- [Given request]: Everything in the listing except the pictures should be written out exactly.

- [Task data]:
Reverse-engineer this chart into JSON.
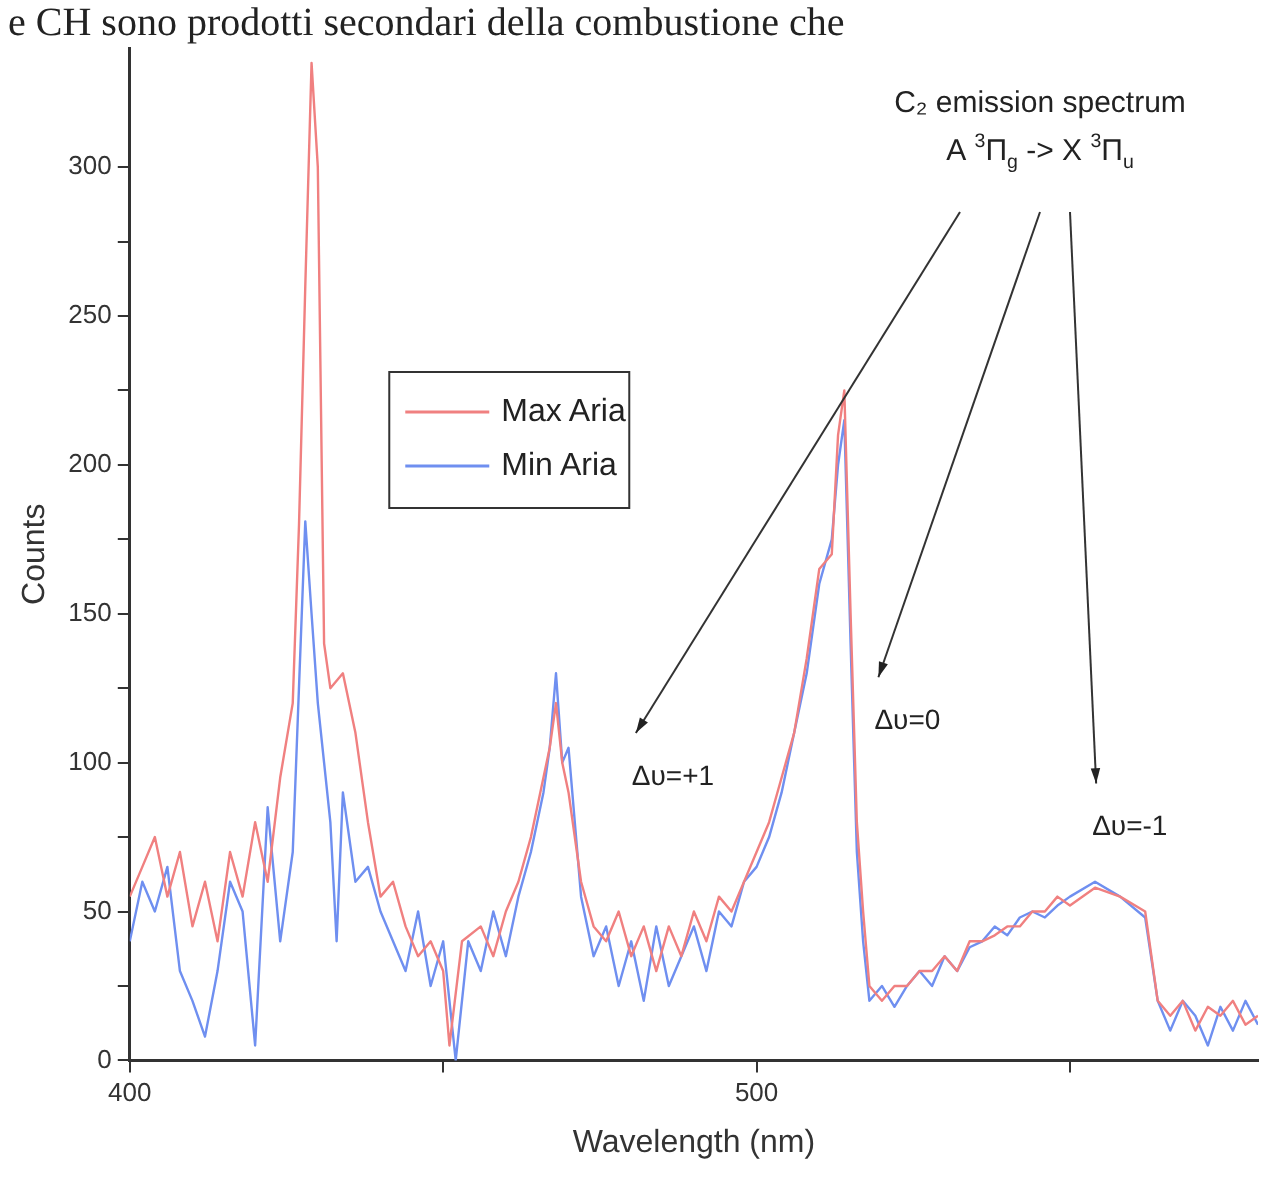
{
  "chart_data": {
    "type": "line",
    "xlabel": "Wavelength (nm)",
    "ylabel": "Counts",
    "xlim": [
      400,
      580
    ],
    "xticks": [
      400,
      {
        "value": 450,
        "label": null
      },
      500,
      {
        "value": 550,
        "label": null
      }
    ],
    "ylim": [
      0,
      340
    ],
    "yticks": [
      0,
      {
        "value": 25,
        "label": null
      },
      50,
      {
        "value": 75,
        "label": null
      },
      100,
      {
        "value": 125,
        "label": null
      },
      150,
      {
        "value": 175,
        "label": null
      },
      200,
      {
        "value": 225,
        "label": null
      },
      250,
      {
        "value": 275,
        "label": null
      },
      300
    ],
    "grid": false,
    "legend": "top left",
    "marker": "none",
    "line_style": "solid",
    "series": [
      {
        "name": "Max Aria",
        "color": "#f08080",
        "x": [
          400,
          402,
          404,
          406,
          408,
          410,
          412,
          414,
          416,
          418,
          420,
          422,
          424,
          426,
          427,
          428,
          429,
          430,
          431,
          432,
          434,
          436,
          438,
          440,
          442,
          444,
          446,
          448,
          450,
          451,
          453,
          456,
          458,
          460,
          462,
          464,
          466,
          467,
          468,
          469,
          470,
          472,
          474,
          476,
          478,
          480,
          482,
          484,
          486,
          488,
          490,
          492,
          494,
          496,
          498,
          500,
          502,
          504,
          506,
          508,
          510,
          512,
          513,
          514,
          515,
          516,
          517,
          518,
          520,
          522,
          524,
          526,
          528,
          530,
          532,
          534,
          536,
          538,
          540,
          542,
          544,
          546,
          548,
          550,
          554,
          558,
          562,
          564,
          566,
          568,
          570,
          572,
          574,
          576,
          578,
          580
        ],
        "values": [
          55,
          65,
          75,
          55,
          70,
          45,
          60,
          40,
          70,
          55,
          80,
          60,
          95,
          120,
          180,
          260,
          335,
          300,
          140,
          125,
          130,
          110,
          80,
          55,
          60,
          45,
          35,
          40,
          30,
          5,
          40,
          45,
          35,
          50,
          60,
          75,
          95,
          105,
          120,
          100,
          90,
          60,
          45,
          40,
          50,
          35,
          45,
          30,
          45,
          35,
          50,
          40,
          55,
          50,
          60,
          70,
          80,
          95,
          110,
          135,
          165,
          170,
          210,
          225,
          150,
          80,
          50,
          25,
          20,
          25,
          25,
          30,
          30,
          35,
          30,
          40,
          40,
          42,
          45,
          45,
          50,
          50,
          55,
          52,
          58,
          55,
          50,
          20,
          15,
          20,
          10,
          18,
          15,
          20,
          12,
          15
        ]
      },
      {
        "name": "Min Aria",
        "color": "#6f8ff0",
        "x": [
          400,
          402,
          404,
          406,
          408,
          410,
          412,
          414,
          416,
          418,
          420,
          422,
          424,
          426,
          428,
          429,
          430,
          432,
          433,
          434,
          436,
          438,
          440,
          442,
          444,
          446,
          448,
          450,
          452,
          454,
          456,
          458,
          460,
          462,
          464,
          466,
          467,
          468,
          469,
          470,
          472,
          474,
          476,
          478,
          480,
          482,
          484,
          486,
          488,
          490,
          492,
          494,
          496,
          498,
          500,
          502,
          504,
          506,
          508,
          510,
          512,
          513,
          514,
          515,
          516,
          517,
          518,
          520,
          522,
          524,
          526,
          528,
          530,
          532,
          534,
          536,
          538,
          540,
          542,
          544,
          546,
          548,
          550,
          554,
          558,
          562,
          564,
          566,
          568,
          570,
          572,
          574,
          576,
          578,
          580
        ],
        "values": [
          40,
          60,
          50,
          65,
          30,
          20,
          8,
          30,
          60,
          50,
          5,
          85,
          40,
          70,
          181,
          150,
          120,
          80,
          40,
          90,
          60,
          65,
          50,
          40,
          30,
          50,
          25,
          40,
          0,
          40,
          30,
          50,
          35,
          55,
          70,
          90,
          105,
          130,
          100,
          105,
          55,
          35,
          45,
          25,
          40,
          20,
          45,
          25,
          35,
          45,
          30,
          50,
          45,
          60,
          65,
          75,
          90,
          110,
          130,
          160,
          175,
          200,
          215,
          140,
          70,
          40,
          20,
          25,
          18,
          25,
          30,
          25,
          35,
          30,
          38,
          40,
          45,
          42,
          48,
          50,
          48,
          52,
          55,
          60,
          55,
          48,
          20,
          10,
          20,
          15,
          5,
          18,
          10,
          20,
          12
        ]
      }
    ],
    "annotations": [
      "e CH sono prodotti secondari della combustione che",
      "C₂ emission spectrum",
      "A $^{3}$Π$_{g}$ -> X $^{3}$Π$_{u}$",
      "Δυ=+1",
      "Δυ=0",
      "Δυ=-1"
    ]
  }
}
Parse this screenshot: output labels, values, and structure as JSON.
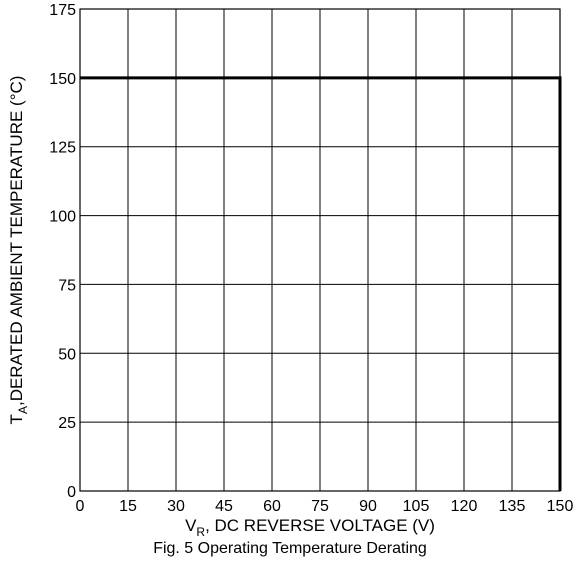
{
  "chart_data": {
    "type": "line",
    "caption": "Fig. 5 Operating Temperature Derating",
    "xlabel": {
      "main": "V",
      "sub": "R",
      "rest": ", DC REVERSE VOLTAGE (V)"
    },
    "ylabel": {
      "main": "T",
      "sub": "A",
      "rest": ",DERATED AMBIENT TEMPERATURE (°C)"
    },
    "xlim": [
      0,
      150
    ],
    "ylim": [
      0,
      175
    ],
    "xticks": [
      0,
      15,
      30,
      45,
      60,
      75,
      90,
      105,
      120,
      135,
      150
    ],
    "yticks": [
      0,
      25,
      50,
      75,
      100,
      125,
      150,
      175
    ],
    "grid": true,
    "series": [
      {
        "x": [
          0,
          150,
          150
        ],
        "y": [
          150,
          150,
          0
        ]
      }
    ]
  }
}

- [Response to this exercise]:
Reverse-engineer this chart into JSON.
{
  "chart_data": {
    "type": "line",
    "xlabel": "Wavelength (nm)",
    "ylabel": "Counts",
    "xlim": [
      400,
      580
    ],
    "xticks": [
      400,
      {
        "value": 450,
        "label": null
      },
      500,
      {
        "value": 550,
        "label": null
      }
    ],
    "ylim": [
      0,
      340
    ],
    "yticks": [
      0,
      {
        "value": 25,
        "label": null
      },
      50,
      {
        "value": 75,
        "label": null
      },
      100,
      {
        "value": 125,
        "label": null
      },
      150,
      {
        "value": 175,
        "label": null
      },
      200,
      {
        "value": 225,
        "label": null
      },
      250,
      {
        "value": 275,
        "label": null
      },
      300
    ],
    "grid": false,
    "legend": "top left",
    "marker": "none",
    "line_style": "solid",
    "series": [
      {
        "name": "Max Aria",
        "color": "#f08080",
        "x": [
          400,
          402,
          404,
          406,
          408,
          410,
          412,
          414,
          416,
          418,
          420,
          422,
          424,
          426,
          427,
          428,
          429,
          430,
          431,
          432,
          434,
          436,
          438,
          440,
          442,
          444,
          446,
          448,
          450,
          451,
          453,
          456,
          458,
          460,
          462,
          464,
          466,
          467,
          468,
          469,
          470,
          472,
          474,
          476,
          478,
          480,
          482,
          484,
          486,
          488,
          490,
          492,
          494,
          496,
          498,
          500,
          502,
          504,
          506,
          508,
          510,
          512,
          513,
          514,
          515,
          516,
          517,
          518,
          520,
          522,
          524,
          526,
          528,
          530,
          532,
          534,
          536,
          538,
          540,
          542,
          544,
          546,
          548,
          550,
          554,
          558,
          562,
          564,
          566,
          568,
          570,
          572,
          574,
          576,
          578,
          580
        ],
        "values": [
          55,
          65,
          75,
          55,
          70,
          45,
          60,
          40,
          70,
          55,
          80,
          60,
          95,
          120,
          180,
          260,
          335,
          300,
          140,
          125,
          130,
          110,
          80,
          55,
          60,
          45,
          35,
          40,
          30,
          5,
          40,
          45,
          35,
          50,
          60,
          75,
          95,
          105,
          120,
          100,
          90,
          60,
          45,
          40,
          50,
          35,
          45,
          30,
          45,
          35,
          50,
          40,
          55,
          50,
          60,
          70,
          80,
          95,
          110,
          135,
          165,
          170,
          210,
          225,
          150,
          80,
          50,
          25,
          20,
          25,
          25,
          30,
          30,
          35,
          30,
          40,
          40,
          42,
          45,
          45,
          50,
          50,
          55,
          52,
          58,
          55,
          50,
          20,
          15,
          20,
          10,
          18,
          15,
          20,
          12,
          15
        ]
      },
      {
        "name": "Min Aria",
        "color": "#6f8ff0",
        "x": [
          400,
          402,
          404,
          406,
          408,
          410,
          412,
          414,
          416,
          418,
          420,
          422,
          424,
          426,
          428,
          429,
          430,
          432,
          433,
          434,
          436,
          438,
          440,
          442,
          444,
          446,
          448,
          450,
          452,
          454,
          456,
          458,
          460,
          462,
          464,
          466,
          467,
          468,
          469,
          470,
          472,
          474,
          476,
          478,
          480,
          482,
          484,
          486,
          488,
          490,
          492,
          494,
          496,
          498,
          500,
          502,
          504,
          506,
          508,
          510,
          512,
          513,
          514,
          515,
          516,
          517,
          518,
          520,
          522,
          524,
          526,
          528,
          530,
          532,
          534,
          536,
          538,
          540,
          542,
          544,
          546,
          548,
          550,
          554,
          558,
          562,
          564,
          566,
          568,
          570,
          572,
          574,
          576,
          578,
          580
        ],
        "values": [
          40,
          60,
          50,
          65,
          30,
          20,
          8,
          30,
          60,
          50,
          5,
          85,
          40,
          70,
          181,
          150,
          120,
          80,
          40,
          90,
          60,
          65,
          50,
          40,
          30,
          50,
          25,
          40,
          0,
          40,
          30,
          50,
          35,
          55,
          70,
          90,
          105,
          130,
          100,
          105,
          55,
          35,
          45,
          25,
          40,
          20,
          45,
          25,
          35,
          45,
          30,
          50,
          45,
          60,
          65,
          75,
          90,
          110,
          130,
          160,
          175,
          200,
          215,
          140,
          70,
          40,
          20,
          25,
          18,
          25,
          30,
          25,
          35,
          30,
          38,
          40,
          45,
          42,
          48,
          50,
          48,
          52,
          55,
          60,
          55,
          48,
          20,
          10,
          20,
          15,
          5,
          18,
          10,
          20,
          12
        ]
      }
    ],
    "annotations": [
      "e CH sono prodotti secondari della combustione che",
      "C₂ emission spectrum",
      "A $^{3}$Π$_{g}$ -> X $^{3}$Π$_{u}$",
      "Δυ=+1",
      "Δυ=0",
      "Δυ=-1"
    ]
  }
}
Parse this screenshot: output labels, values, and structure as JSON.
{
  "chart_data": {
    "type": "line",
    "caption": "Fig. 5 Operating Temperature Derating",
    "xlabel": {
      "main": "V",
      "sub": "R",
      "rest": ", DC REVERSE VOLTAGE (V)"
    },
    "ylabel": {
      "main": "T",
      "sub": "A",
      "rest": ",DERATED AMBIENT TEMPERATURE (°C)"
    },
    "xlim": [
      0,
      150
    ],
    "ylim": [
      0,
      175
    ],
    "xticks": [
      0,
      15,
      30,
      45,
      60,
      75,
      90,
      105,
      120,
      135,
      150
    ],
    "yticks": [
      0,
      25,
      50,
      75,
      100,
      125,
      150,
      175
    ],
    "grid": true,
    "series": [
      {
        "x": [
          0,
          150,
          150
        ],
        "y": [
          150,
          150,
          0
        ]
      }
    ]
  }
}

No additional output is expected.